*Testo di partenza:*
::::

Come si può uscire da questa situazione? La classe medica e in particolare la SOI quale posizione hanno assunto?

L’unica via d’uscita è che il legislatore ponga un freno al fenomeno, trovando una soluzione equa. La SOI si è battuta per cambiare la situazione nelle precedenti legislature, e un risultato importante è stato ottenuto con la Legge Balduzzi, che prevede, tra le altre cose, che nel caso di un contenzioso medico-paziente il giudice debba avvalersi della consulenza non solo di un medico legale, ma anche di uno specialista della branca di cui si sta trattando. Questo ci ha fatto tirare un sospiro di sollievo, perché la presenza di uno specialista è comunque una garanzia di competenza, ma devo constatare con profondo rammarico che molti giudici ignorano questa legge nominando solo un medico legale.

E guardando avanti? Quali sono i possibili miglioramenti alla legge sulla responsabilità medica?

::::

*Estratto dati:*
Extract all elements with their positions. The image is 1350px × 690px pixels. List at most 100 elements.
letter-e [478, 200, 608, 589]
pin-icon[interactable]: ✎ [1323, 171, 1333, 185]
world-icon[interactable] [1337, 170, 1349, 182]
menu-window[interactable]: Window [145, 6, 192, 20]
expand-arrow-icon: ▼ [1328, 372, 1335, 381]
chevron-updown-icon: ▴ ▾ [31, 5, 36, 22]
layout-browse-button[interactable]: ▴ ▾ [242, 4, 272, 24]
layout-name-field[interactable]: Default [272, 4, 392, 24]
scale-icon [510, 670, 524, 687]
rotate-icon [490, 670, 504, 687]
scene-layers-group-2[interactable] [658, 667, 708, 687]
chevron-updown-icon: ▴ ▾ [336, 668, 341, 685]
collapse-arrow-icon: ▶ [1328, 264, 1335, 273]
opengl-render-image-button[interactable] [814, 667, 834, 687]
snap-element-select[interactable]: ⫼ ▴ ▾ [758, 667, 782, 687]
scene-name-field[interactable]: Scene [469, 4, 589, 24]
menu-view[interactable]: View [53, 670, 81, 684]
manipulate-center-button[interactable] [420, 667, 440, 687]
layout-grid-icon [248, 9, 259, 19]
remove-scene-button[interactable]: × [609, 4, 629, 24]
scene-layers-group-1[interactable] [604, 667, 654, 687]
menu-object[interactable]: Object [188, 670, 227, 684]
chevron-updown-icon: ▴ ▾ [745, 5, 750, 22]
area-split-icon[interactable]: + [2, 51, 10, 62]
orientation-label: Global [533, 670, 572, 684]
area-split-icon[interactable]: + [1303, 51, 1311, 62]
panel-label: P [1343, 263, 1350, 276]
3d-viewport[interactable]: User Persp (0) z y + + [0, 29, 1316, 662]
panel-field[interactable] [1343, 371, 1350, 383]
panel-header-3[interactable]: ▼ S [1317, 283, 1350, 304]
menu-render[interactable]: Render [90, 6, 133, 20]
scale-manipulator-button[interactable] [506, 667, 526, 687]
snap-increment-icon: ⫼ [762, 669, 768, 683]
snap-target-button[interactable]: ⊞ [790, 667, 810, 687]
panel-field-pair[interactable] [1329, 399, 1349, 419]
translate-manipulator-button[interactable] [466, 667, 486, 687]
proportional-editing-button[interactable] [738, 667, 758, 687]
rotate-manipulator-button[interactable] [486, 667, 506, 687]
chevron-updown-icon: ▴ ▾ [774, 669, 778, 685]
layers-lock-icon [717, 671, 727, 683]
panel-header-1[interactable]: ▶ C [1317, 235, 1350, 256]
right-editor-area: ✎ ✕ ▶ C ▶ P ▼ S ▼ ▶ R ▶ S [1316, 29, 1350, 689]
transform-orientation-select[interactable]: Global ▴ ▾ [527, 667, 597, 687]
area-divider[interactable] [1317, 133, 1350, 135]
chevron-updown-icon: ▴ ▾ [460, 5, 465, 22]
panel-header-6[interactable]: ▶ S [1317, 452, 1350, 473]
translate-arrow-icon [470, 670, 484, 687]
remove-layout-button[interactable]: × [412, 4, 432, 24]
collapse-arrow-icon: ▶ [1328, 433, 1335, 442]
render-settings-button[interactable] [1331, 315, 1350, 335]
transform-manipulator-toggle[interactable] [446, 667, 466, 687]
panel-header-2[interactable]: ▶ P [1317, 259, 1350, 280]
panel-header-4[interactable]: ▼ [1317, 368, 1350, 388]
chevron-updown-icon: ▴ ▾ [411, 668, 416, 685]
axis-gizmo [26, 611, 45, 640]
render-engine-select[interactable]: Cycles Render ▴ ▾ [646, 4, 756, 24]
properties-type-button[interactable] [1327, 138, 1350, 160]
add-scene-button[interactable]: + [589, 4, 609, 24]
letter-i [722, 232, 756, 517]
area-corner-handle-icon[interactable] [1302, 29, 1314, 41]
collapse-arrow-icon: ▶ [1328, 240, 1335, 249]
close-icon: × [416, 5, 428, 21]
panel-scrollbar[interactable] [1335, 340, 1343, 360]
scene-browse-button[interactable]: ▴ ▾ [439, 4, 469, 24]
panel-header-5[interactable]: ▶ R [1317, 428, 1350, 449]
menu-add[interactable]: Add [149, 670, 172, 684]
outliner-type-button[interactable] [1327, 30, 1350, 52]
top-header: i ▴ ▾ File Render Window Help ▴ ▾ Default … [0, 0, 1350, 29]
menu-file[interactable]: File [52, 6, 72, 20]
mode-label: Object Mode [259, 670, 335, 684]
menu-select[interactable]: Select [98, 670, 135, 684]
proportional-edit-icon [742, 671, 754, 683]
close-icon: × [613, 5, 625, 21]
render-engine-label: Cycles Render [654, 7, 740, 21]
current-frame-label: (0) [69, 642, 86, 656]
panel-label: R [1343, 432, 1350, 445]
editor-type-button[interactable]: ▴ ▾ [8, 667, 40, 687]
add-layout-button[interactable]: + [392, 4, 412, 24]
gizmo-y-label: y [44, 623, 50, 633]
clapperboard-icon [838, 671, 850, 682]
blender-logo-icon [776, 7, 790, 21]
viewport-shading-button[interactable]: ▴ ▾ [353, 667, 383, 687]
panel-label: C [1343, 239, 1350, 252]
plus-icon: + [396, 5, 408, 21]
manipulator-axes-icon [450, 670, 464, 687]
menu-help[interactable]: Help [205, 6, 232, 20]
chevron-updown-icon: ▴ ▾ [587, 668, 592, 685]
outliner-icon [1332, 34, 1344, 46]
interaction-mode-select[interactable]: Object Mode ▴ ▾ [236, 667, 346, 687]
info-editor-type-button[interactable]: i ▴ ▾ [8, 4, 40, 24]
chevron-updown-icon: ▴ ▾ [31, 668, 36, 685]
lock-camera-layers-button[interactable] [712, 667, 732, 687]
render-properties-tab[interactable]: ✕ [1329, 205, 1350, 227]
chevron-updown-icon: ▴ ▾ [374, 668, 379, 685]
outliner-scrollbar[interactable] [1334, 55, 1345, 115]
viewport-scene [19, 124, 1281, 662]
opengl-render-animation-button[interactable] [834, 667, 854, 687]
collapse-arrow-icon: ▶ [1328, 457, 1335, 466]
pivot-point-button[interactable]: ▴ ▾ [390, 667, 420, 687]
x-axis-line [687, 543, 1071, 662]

::::

*Consegna:*
Riscrivi in forma di elenco puntato il paragrafo del testo sulla responsabilità medica che inizia con "L’unica via d’uscita", mantenendone i fatti principali. Fai riferimento unicamente al testo.

*Risposta:*
- L'unica via d'uscita è che il legislatore freni il fenomeno con una soluzione equa.
- Nelle precedenti legislature la SOI si è battuta per cambiare la situazione.
- Un risultato importante è la Legge Balduzzi: nei contenziosi medico-paziente il giudice deve avvalersi della consulenza di un medico legale e anche di uno specialista della branca interessata.
- La presenza dello specialista è considerata una garanzia di competenza.
- Molti giudici però ignorano questa legge e nominano solo un medico legale.